REQUIRED WORK:
Note each line that includes the word "malades". Copy those lines.

DATA:
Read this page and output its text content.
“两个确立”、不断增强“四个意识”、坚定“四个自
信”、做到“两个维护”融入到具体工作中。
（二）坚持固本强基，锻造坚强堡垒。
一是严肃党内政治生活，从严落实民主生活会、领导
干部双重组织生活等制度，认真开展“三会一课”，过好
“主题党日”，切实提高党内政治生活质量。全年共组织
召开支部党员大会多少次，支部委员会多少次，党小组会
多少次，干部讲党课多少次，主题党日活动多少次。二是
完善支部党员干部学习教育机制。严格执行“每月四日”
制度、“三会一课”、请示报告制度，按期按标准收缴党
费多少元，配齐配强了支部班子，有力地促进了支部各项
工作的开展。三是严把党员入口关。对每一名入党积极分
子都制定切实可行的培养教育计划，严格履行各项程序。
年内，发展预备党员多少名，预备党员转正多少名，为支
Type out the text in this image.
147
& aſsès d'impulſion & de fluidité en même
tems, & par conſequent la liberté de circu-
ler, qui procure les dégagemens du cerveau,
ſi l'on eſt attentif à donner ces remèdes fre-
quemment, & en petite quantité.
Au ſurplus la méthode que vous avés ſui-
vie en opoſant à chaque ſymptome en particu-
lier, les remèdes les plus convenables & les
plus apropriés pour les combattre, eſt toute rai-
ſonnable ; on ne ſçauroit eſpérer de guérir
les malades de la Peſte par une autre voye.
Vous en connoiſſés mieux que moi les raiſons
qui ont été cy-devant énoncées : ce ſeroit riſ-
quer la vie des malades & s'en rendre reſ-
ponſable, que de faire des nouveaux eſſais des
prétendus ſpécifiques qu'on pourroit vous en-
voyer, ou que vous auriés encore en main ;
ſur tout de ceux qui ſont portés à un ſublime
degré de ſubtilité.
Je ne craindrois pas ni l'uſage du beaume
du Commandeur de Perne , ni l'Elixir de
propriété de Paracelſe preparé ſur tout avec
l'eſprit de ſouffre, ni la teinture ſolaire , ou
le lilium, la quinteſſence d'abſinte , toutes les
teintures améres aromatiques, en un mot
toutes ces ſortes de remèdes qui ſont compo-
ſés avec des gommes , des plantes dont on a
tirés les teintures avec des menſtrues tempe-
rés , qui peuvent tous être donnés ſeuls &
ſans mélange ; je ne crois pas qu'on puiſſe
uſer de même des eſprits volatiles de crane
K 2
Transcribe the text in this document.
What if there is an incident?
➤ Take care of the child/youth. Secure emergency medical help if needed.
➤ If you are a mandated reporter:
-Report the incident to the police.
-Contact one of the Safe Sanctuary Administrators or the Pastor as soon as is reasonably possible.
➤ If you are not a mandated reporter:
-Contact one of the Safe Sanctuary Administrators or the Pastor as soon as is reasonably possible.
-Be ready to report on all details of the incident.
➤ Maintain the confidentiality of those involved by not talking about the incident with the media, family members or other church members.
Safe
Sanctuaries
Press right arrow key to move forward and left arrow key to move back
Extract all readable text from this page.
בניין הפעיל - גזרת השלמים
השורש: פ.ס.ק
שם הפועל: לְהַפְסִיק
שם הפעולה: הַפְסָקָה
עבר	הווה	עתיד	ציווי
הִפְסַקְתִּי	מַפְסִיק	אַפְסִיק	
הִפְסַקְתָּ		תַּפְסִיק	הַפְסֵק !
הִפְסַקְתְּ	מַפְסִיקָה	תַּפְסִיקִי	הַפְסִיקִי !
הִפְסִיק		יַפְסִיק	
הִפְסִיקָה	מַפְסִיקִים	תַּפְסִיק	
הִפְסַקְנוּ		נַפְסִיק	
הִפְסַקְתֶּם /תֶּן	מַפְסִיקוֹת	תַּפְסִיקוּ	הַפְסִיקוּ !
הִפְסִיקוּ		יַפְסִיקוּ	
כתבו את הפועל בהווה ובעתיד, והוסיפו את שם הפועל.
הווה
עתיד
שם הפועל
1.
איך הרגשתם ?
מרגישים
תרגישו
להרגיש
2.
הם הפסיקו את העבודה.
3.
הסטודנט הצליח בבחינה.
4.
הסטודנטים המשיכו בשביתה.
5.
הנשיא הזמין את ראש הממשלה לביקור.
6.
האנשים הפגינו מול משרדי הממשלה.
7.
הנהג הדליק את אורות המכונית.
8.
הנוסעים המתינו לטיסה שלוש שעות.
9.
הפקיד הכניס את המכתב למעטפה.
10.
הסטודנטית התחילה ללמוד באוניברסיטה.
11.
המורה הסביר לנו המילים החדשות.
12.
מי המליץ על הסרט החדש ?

SOLUTION FOR THIS EXERCISE:
les malades de la Peſte par une autre voye.
quer la vie des malades & s'en rendre reſ-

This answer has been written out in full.